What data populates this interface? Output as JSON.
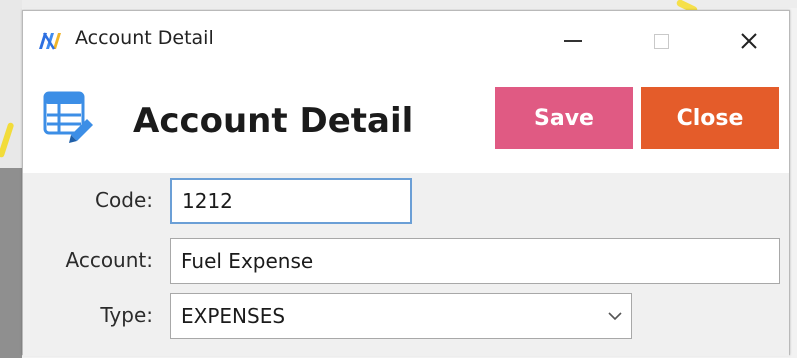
{
  "window": {
    "title": "Account Detail"
  },
  "header": {
    "heading": "Account Detail",
    "save_label": "Save",
    "close_label": "Close"
  },
  "form": {
    "code_label": "Code:",
    "code_value": "1212",
    "account_label": "Account:",
    "account_value": "Fuel Expense",
    "type_label": "Type:",
    "type_value": "EXPENSES"
  },
  "colors": {
    "save_button": "#e05a83",
    "close_button": "#e45c2a",
    "focus_border": "#6b9fd6"
  },
  "icons": {
    "app": "app-logo-icon",
    "table": "table-edit-icon",
    "minimize": "minimize-icon",
    "maximize": "maximize-icon",
    "close": "close-icon",
    "dropdown": "chevron-down-icon"
  }
}
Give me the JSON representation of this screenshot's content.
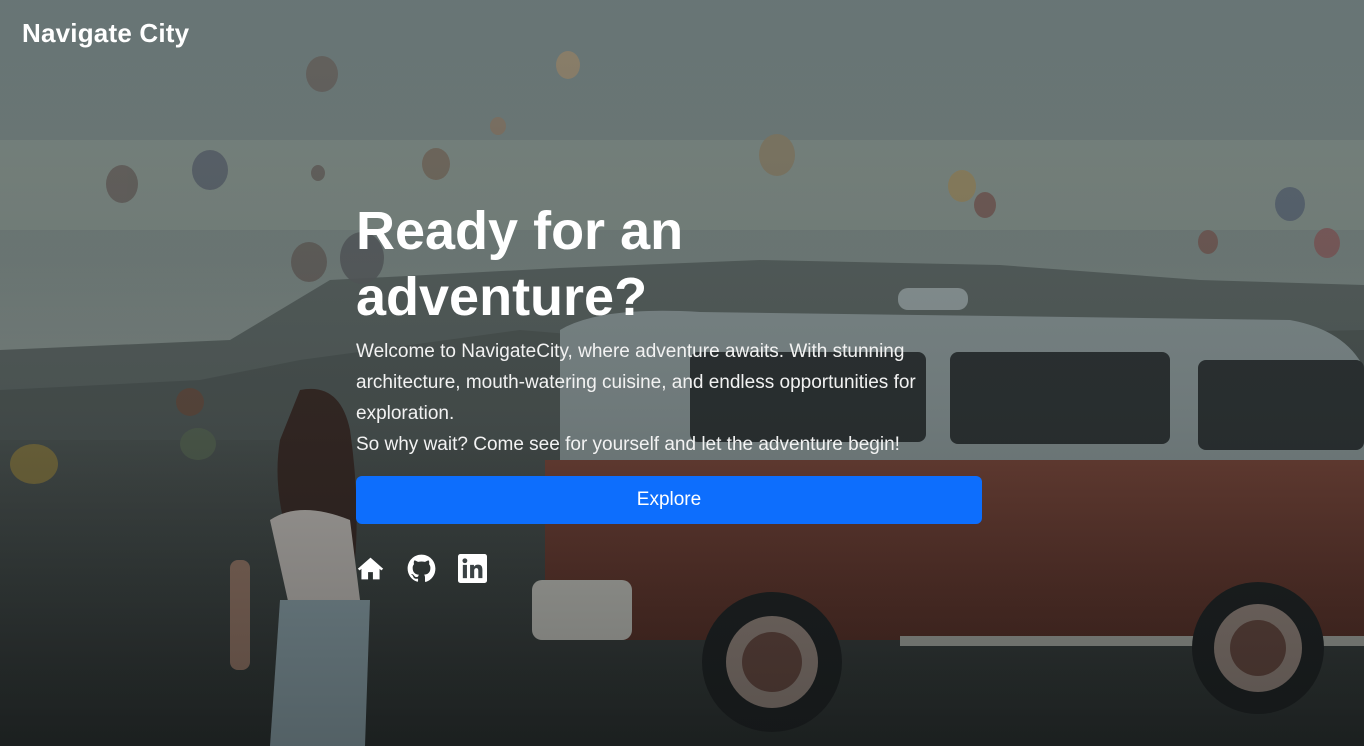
{
  "brand": {
    "title": "Navigate City"
  },
  "hero": {
    "title": "Ready for an adventure?",
    "paragraph_1": "Welcome to NavigateCity, where adventure awaits. With stunning architecture, mouth-watering cuisine, and endless opportunities for exploration.",
    "paragraph_2": "So why wait? Come see for yourself and let the adventure begin!",
    "cta_label": "Explore"
  },
  "social_links": [
    {
      "icon": "home-icon"
    },
    {
      "icon": "github-icon"
    },
    {
      "icon": "linkedin-icon"
    }
  ],
  "colors": {
    "accent": "#0d6efd",
    "text": "#ffffff"
  }
}
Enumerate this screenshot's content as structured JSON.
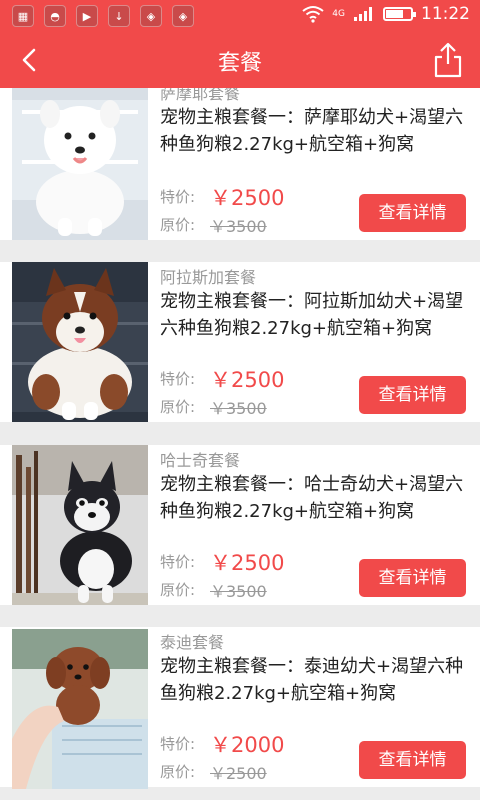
{
  "status_bar": {
    "icons": [
      "gallery-icon",
      "shield-icon",
      "video-icon",
      "download-icon",
      "app-shield-icon",
      "app-shield-icon-2"
    ],
    "time": "11:22",
    "network_label": "4G",
    "battery_level": 0.7
  },
  "nav": {
    "title": "套餐",
    "back_icon": "chevron-left-icon",
    "share_icon": "share-icon"
  },
  "colors": {
    "primary": "#f14a4a",
    "text_dark": "#222222",
    "text_gray": "#999999",
    "background": "#ececec"
  },
  "labels": {
    "sale": "特价:",
    "original": "原价:",
    "detail_button": "查看详情"
  },
  "packages": [
    {
      "name": "萨摩耶套餐",
      "description": "宠物主粮套餐一：萨摩耶幼犬+渴望六种鱼狗粮2.27kg+航空箱+狗窝",
      "sale_price": "￥2500",
      "original_price": "￥3500",
      "image_subject": "samoyed-puppy"
    },
    {
      "name": "阿拉斯加套餐",
      "description": "宠物主粮套餐一：阿拉斯加幼犬+渴望六种鱼狗粮2.27kg+航空箱+狗窝",
      "sale_price": "￥2500",
      "original_price": "￥3500",
      "image_subject": "alaskan-malamute-puppy"
    },
    {
      "name": "哈士奇套餐",
      "description": "宠物主粮套餐一：哈士奇幼犬+渴望六种鱼狗粮2.27kg+航空箱+狗窝",
      "sale_price": "￥2500",
      "original_price": "￥3500",
      "image_subject": "husky-puppy"
    },
    {
      "name": "泰迪套餐",
      "description": "宠物主粮套餐一：泰迪幼犬+渴望六种鱼狗粮2.27kg+航空箱+狗窝",
      "sale_price": "￥2000",
      "original_price": "￥2500",
      "image_subject": "teddy-poodle-puppy"
    }
  ]
}
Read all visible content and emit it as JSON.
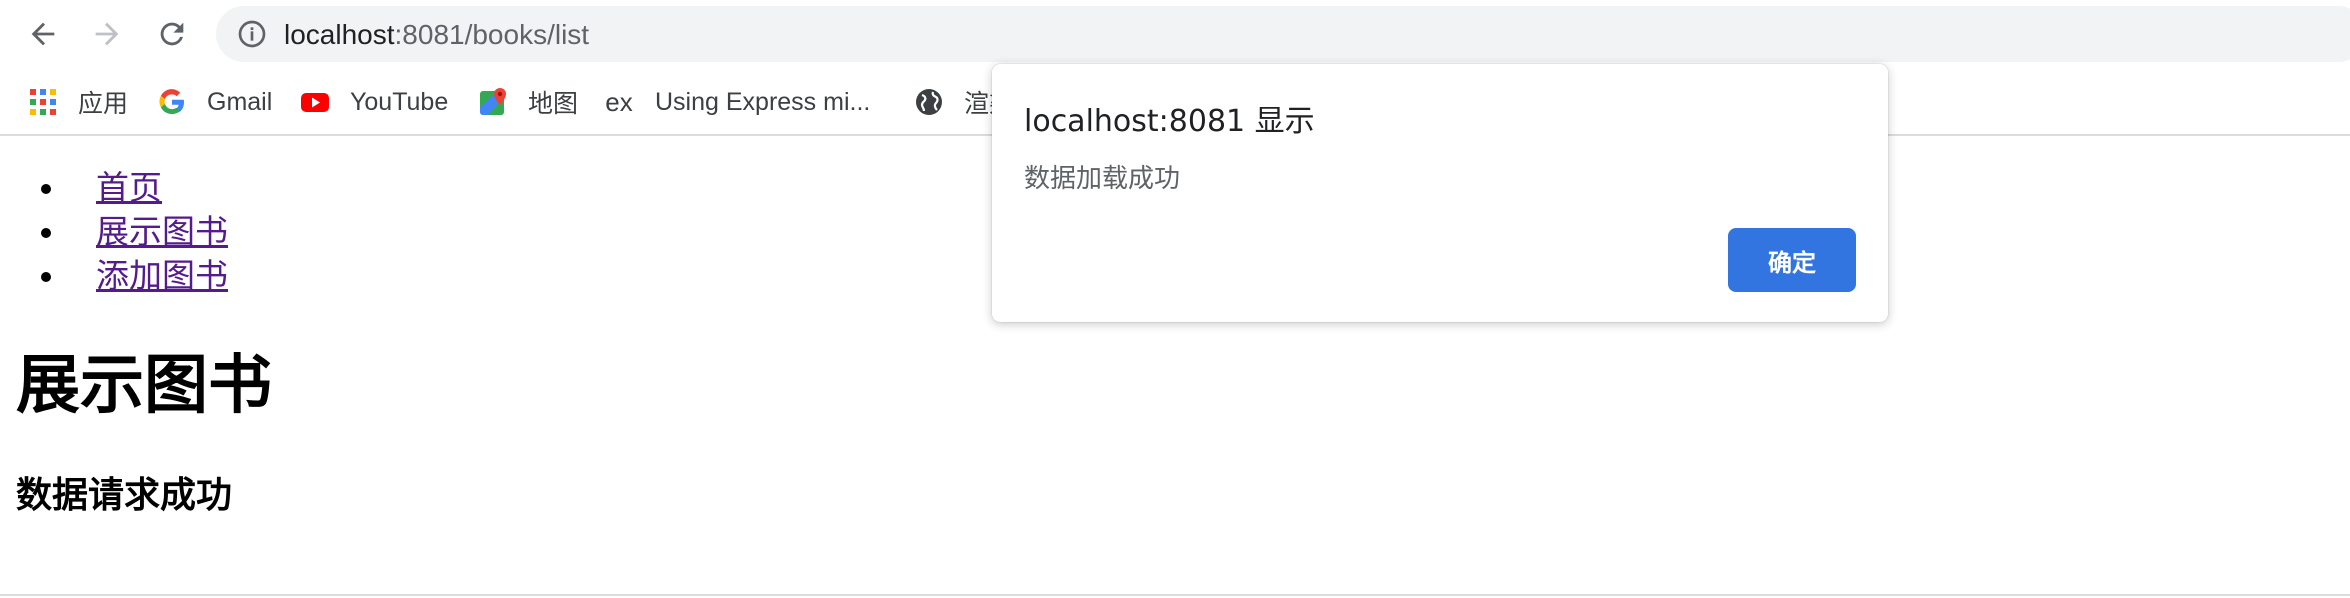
{
  "browser": {
    "url_host": "localhost",
    "url_rest": ":8081/books/list",
    "icons": {
      "back": "arrow-left-icon",
      "forward": "arrow-right-icon",
      "reload": "reload-icon",
      "site_info": "info-icon"
    }
  },
  "bookmarks": [
    {
      "label": "应用",
      "icon": "apps-grid-icon"
    },
    {
      "label": "Gmail",
      "icon": "google-g-icon"
    },
    {
      "label": "YouTube",
      "icon": "youtube-icon"
    },
    {
      "label": "地图",
      "icon": "maps-pin-icon"
    },
    {
      "label": "Using Express mi...",
      "icon": "express-icon",
      "icon_text": "ex"
    },
    {
      "label": "渲染",
      "icon": "globe-icon"
    }
  ],
  "page": {
    "nav": [
      "首页",
      "展示图书",
      "添加图书"
    ],
    "heading": "展示图书",
    "subheading": "数据请求成功"
  },
  "dialog": {
    "title": "localhost:8081 显示",
    "message": "数据加载成功",
    "ok_label": "确定",
    "ok_color": "#3275e0"
  }
}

+-------+

Provide the number of lines in these entries that hold the word "title", without any accompanying text.

■ SOLVED EXERCISE ■
5